*WHAT THE EXERCISE ASKS*
Copy out the listing that follows, exact in every word, and skip the images.

Collected data entries:

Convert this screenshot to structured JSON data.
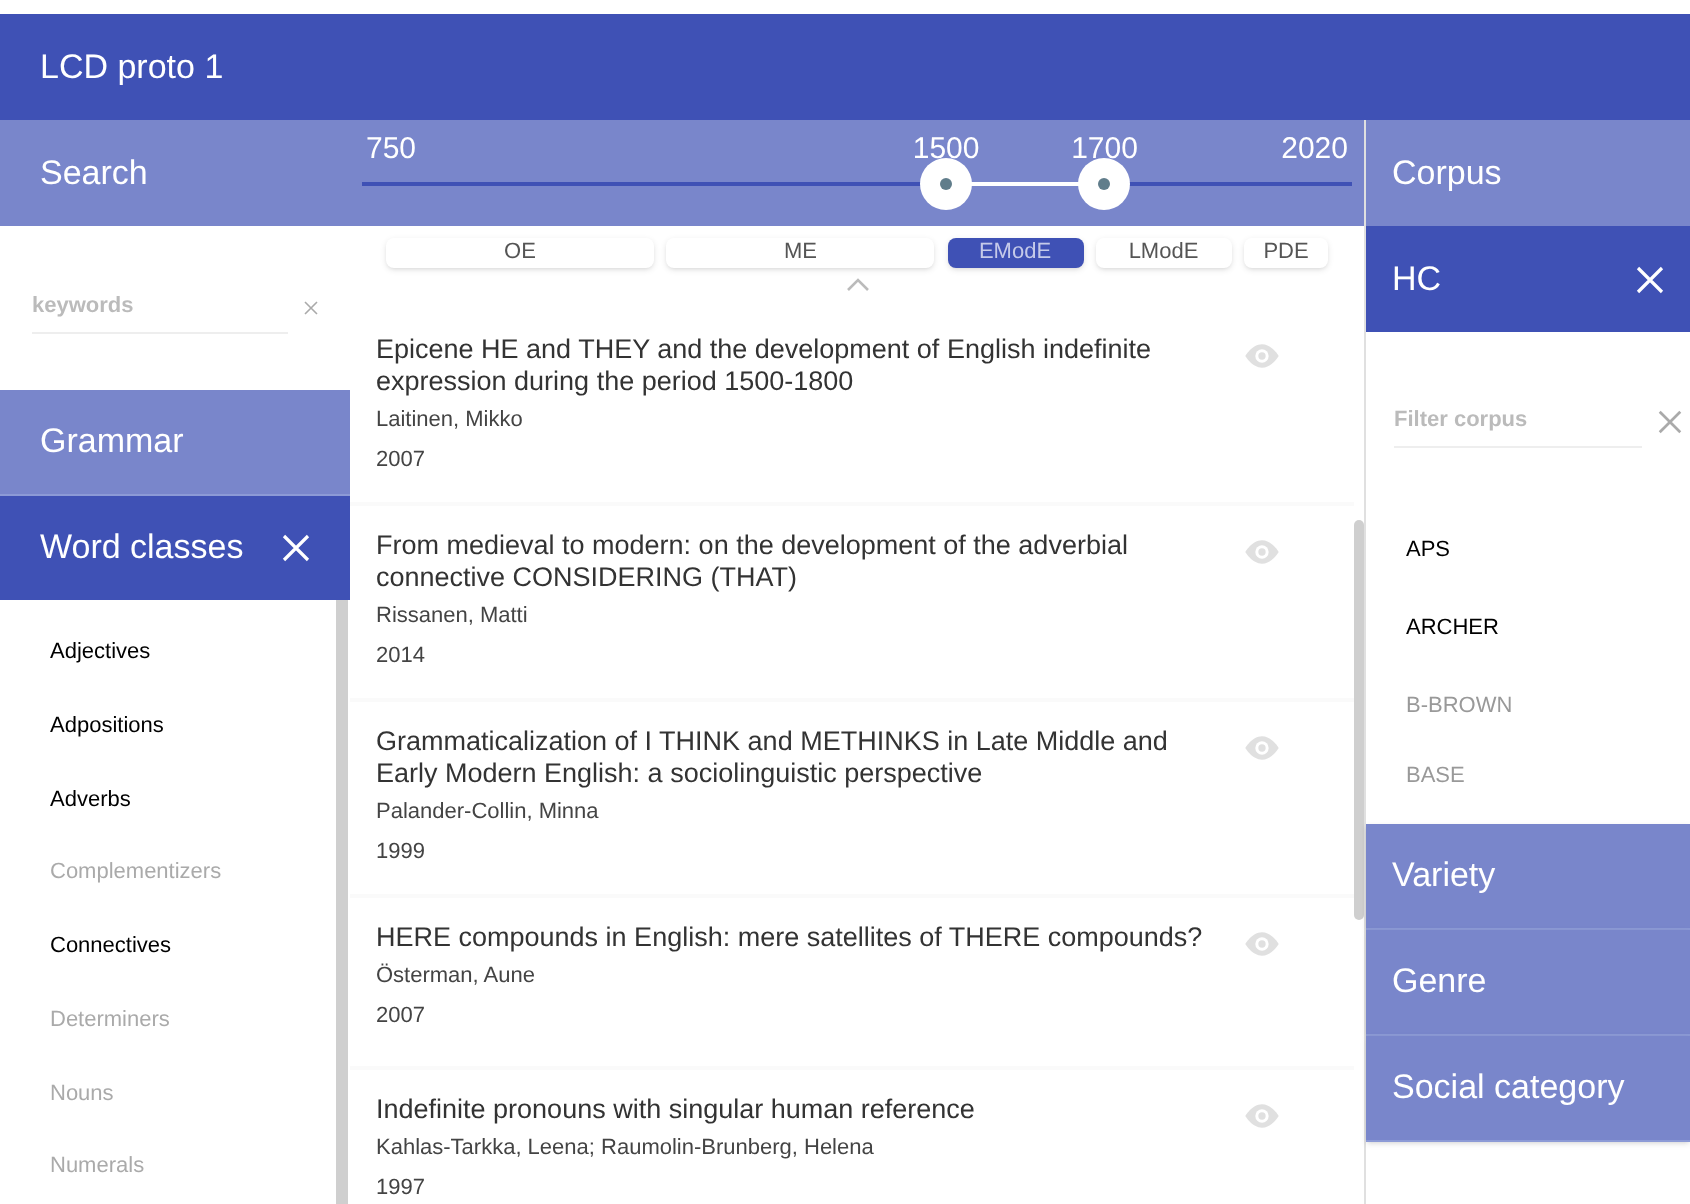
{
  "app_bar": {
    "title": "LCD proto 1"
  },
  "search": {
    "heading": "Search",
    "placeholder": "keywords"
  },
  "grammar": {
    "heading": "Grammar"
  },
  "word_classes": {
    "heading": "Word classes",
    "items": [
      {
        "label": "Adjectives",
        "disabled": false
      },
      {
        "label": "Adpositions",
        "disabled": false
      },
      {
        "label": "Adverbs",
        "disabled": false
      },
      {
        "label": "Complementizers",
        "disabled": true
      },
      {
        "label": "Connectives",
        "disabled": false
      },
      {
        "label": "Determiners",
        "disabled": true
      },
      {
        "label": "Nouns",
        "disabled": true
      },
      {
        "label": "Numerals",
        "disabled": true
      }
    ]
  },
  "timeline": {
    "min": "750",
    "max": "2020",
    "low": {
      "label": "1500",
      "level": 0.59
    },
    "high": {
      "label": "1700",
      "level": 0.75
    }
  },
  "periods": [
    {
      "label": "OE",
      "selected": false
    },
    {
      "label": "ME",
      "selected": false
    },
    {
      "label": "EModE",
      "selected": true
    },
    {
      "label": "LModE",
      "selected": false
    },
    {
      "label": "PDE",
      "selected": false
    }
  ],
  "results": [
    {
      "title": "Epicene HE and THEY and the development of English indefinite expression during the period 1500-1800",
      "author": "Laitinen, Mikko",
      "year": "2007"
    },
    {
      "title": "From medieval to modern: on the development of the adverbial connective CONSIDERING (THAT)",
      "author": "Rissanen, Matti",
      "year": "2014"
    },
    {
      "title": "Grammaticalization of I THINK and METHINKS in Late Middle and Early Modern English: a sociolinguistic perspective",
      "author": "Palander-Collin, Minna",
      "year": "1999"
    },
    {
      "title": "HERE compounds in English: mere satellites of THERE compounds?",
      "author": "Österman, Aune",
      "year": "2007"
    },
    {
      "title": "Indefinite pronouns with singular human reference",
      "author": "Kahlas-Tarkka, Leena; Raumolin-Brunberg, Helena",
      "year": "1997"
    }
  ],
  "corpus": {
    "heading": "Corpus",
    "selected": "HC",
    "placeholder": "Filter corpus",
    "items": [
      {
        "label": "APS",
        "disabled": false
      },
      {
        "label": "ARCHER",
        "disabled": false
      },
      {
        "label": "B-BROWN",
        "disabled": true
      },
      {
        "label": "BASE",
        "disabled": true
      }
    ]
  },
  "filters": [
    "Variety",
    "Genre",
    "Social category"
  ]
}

*RESULT*
Convert this screenshot to structured JSON data.
{
  "app_bar": {
    "title": "LCD proto 1"
  },
  "search": {
    "heading": "Search",
    "placeholder": "keywords"
  },
  "grammar": {
    "heading": "Grammar"
  },
  "word_classes": {
    "heading": "Word classes",
    "items": [
      {
        "label": "Adjectives",
        "disabled": false
      },
      {
        "label": "Adpositions",
        "disabled": false
      },
      {
        "label": "Adverbs",
        "disabled": false
      },
      {
        "label": "Complementizers",
        "disabled": true
      },
      {
        "label": "Connectives",
        "disabled": false
      },
      {
        "label": "Determiners",
        "disabled": true
      },
      {
        "label": "Nouns",
        "disabled": true
      },
      {
        "label": "Numerals",
        "disabled": true
      }
    ]
  },
  "timeline": {
    "min": "750",
    "max": "2020",
    "low": {
      "label": "1500",
      "level": 0.59
    },
    "high": {
      "label": "1700",
      "level": 0.75
    }
  },
  "periods": [
    {
      "label": "OE",
      "selected": false
    },
    {
      "label": "ME",
      "selected": false
    },
    {
      "label": "EModE",
      "selected": true
    },
    {
      "label": "LModE",
      "selected": false
    },
    {
      "label": "PDE",
      "selected": false
    }
  ],
  "results": [
    {
      "title": "Epicene HE and THEY and the development of English indefinite expression during the period 1500-1800",
      "author": "Laitinen, Mikko",
      "year": "2007"
    },
    {
      "title": "From medieval to modern: on the development of the adverbial connective CONSIDERING (THAT)",
      "author": "Rissanen, Matti",
      "year": "2014"
    },
    {
      "title": "Grammaticalization of I THINK and METHINKS in Late Middle and Early Modern English: a sociolinguistic perspective",
      "author": "Palander-Collin, Minna",
      "year": "1999"
    },
    {
      "title": "HERE compounds in English: mere satellites of THERE compounds?",
      "author": "Österman, Aune",
      "year": "2007"
    },
    {
      "title": "Indefinite pronouns with singular human reference",
      "author": "Kahlas-Tarkka, Leena; Raumolin-Brunberg, Helena",
      "year": "1997"
    }
  ],
  "corpus": {
    "heading": "Corpus",
    "selected": "HC",
    "placeholder": "Filter corpus",
    "items": [
      {
        "label": "APS",
        "disabled": false
      },
      {
        "label": "ARCHER",
        "disabled": false
      },
      {
        "label": "B-BROWN",
        "disabled": true
      },
      {
        "label": "BASE",
        "disabled": true
      }
    ]
  },
  "filters": [
    "Variety",
    "Genre",
    "Social category"
  ]
}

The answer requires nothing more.